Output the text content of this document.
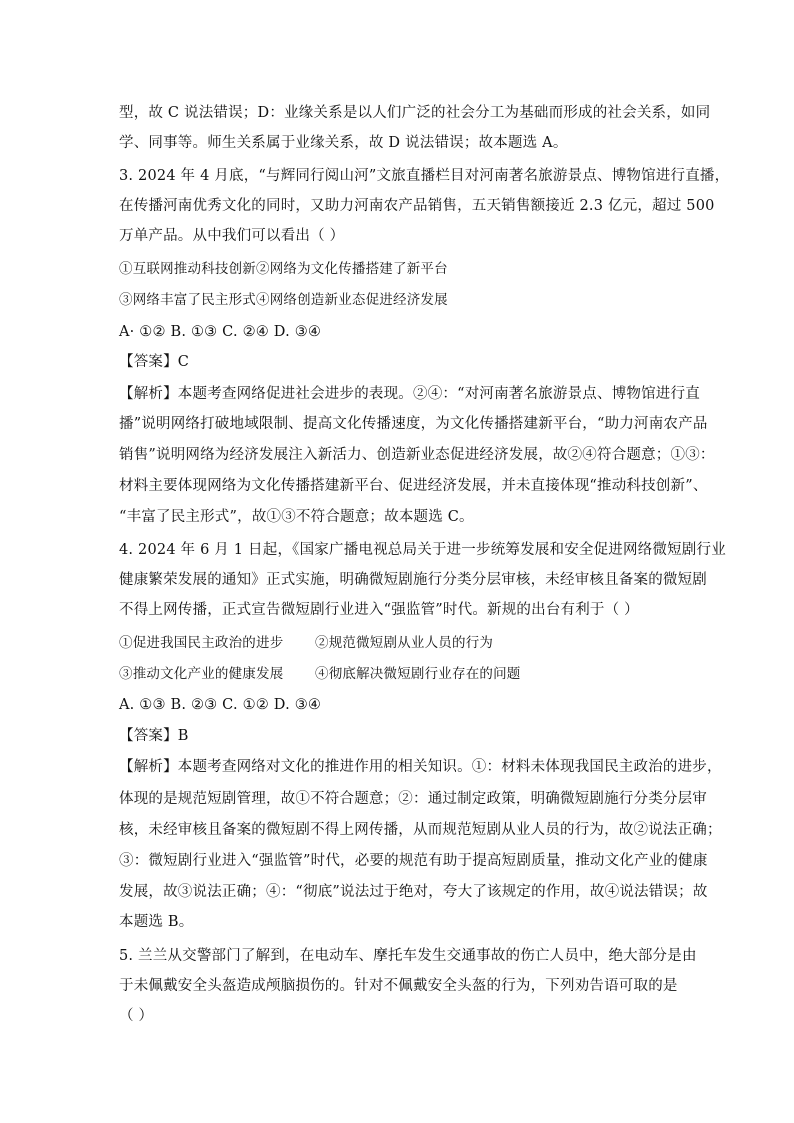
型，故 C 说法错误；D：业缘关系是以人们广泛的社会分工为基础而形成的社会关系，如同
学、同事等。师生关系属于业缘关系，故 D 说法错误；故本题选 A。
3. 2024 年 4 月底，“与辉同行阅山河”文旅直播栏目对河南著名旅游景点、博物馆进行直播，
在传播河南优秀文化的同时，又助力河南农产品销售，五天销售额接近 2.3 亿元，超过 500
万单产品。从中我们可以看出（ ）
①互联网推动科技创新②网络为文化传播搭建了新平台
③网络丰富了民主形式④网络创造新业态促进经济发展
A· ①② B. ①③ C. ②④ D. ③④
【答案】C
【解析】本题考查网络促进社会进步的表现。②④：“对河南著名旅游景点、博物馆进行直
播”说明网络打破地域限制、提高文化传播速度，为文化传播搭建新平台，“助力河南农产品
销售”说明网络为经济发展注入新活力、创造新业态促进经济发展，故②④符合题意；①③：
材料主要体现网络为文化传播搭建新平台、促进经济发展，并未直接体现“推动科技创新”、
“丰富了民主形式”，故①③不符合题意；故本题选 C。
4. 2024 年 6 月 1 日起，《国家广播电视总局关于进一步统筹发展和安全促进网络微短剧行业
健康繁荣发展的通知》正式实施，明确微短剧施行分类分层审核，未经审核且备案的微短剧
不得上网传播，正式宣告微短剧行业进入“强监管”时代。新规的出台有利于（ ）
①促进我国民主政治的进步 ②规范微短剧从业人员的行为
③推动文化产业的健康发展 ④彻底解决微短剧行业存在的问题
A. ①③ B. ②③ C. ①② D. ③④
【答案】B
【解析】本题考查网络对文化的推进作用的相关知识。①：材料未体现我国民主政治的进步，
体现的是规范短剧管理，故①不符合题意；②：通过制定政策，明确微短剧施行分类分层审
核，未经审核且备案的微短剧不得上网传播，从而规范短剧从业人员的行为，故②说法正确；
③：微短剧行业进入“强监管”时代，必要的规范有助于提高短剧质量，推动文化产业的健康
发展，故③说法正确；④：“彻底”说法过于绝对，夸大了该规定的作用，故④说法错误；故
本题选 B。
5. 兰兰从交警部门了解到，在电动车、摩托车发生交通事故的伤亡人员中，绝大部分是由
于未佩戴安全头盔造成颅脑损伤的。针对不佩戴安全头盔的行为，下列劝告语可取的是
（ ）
***
**INSTRUCTION:** The data above should be repeated exactly, minus any pictures.

**CORRECT OUTPUT:**
Output the text content of this document.
型，故 C 说法错误；D：业缘关系是以人们广泛的社会分工为基础而形成的社会关系，如同
学、同事等。师生关系属于业缘关系，故 D 说法错误；故本题选 A。
3. 2024 年 4 月底，“与辉同行阅山河”文旅直播栏目对河南著名旅游景点、博物馆进行直播，
在传播河南优秀文化的同时，又助力河南农产品销售，五天销售额接近 2.3 亿元，超过 500
万单产品。从中我们可以看出（ ）
①互联网推动科技创新②网络为文化传播搭建了新平台
③网络丰富了民主形式④网络创造新业态促进经济发展
A· ①② B. ①③ C. ②④ D. ③④
【答案】C
【解析】本题考查网络促进社会进步的表现。②④：“对河南著名旅游景点、博物馆进行直
播”说明网络打破地域限制、提高文化传播速度，为文化传播搭建新平台，“助力河南农产品
销售”说明网络为经济发展注入新活力、创造新业态促进经济发展，故②④符合题意；①③：
材料主要体现网络为文化传播搭建新平台、促进经济发展，并未直接体现“推动科技创新”、
“丰富了民主形式”，故①③不符合题意；故本题选 C。
4. 2024 年 6 月 1 日起，《国家广播电视总局关于进一步统筹发展和安全促进网络微短剧行业
健康繁荣发展的通知》正式实施，明确微短剧施行分类分层审核，未经审核且备案的微短剧
不得上网传播，正式宣告微短剧行业进入“强监管”时代。新规的出台有利于（ ）
①促进我国民主政治的进步 ②规范微短剧从业人员的行为
③推动文化产业的健康发展 ④彻底解决微短剧行业存在的问题
A. ①③ B. ②③ C. ①② D. ③④
【答案】B
【解析】本题考查网络对文化的推进作用的相关知识。①：材料未体现我国民主政治的进步，
体现的是规范短剧管理，故①不符合题意；②：通过制定政策，明确微短剧施行分类分层审
核，未经审核且备案的微短剧不得上网传播，从而规范短剧从业人员的行为，故②说法正确；
③：微短剧行业进入“强监管”时代，必要的规范有助于提高短剧质量，推动文化产业的健康
发展，故③说法正确；④：“彻底”说法过于绝对，夸大了该规定的作用，故④说法错误；故
本题选 B。
5. 兰兰从交警部门了解到，在电动车、摩托车发生交通事故的伤亡人员中，绝大部分是由
于未佩戴安全头盔造成颅脑损伤的。针对不佩戴安全头盔的行为，下列劝告语可取的是
（ ）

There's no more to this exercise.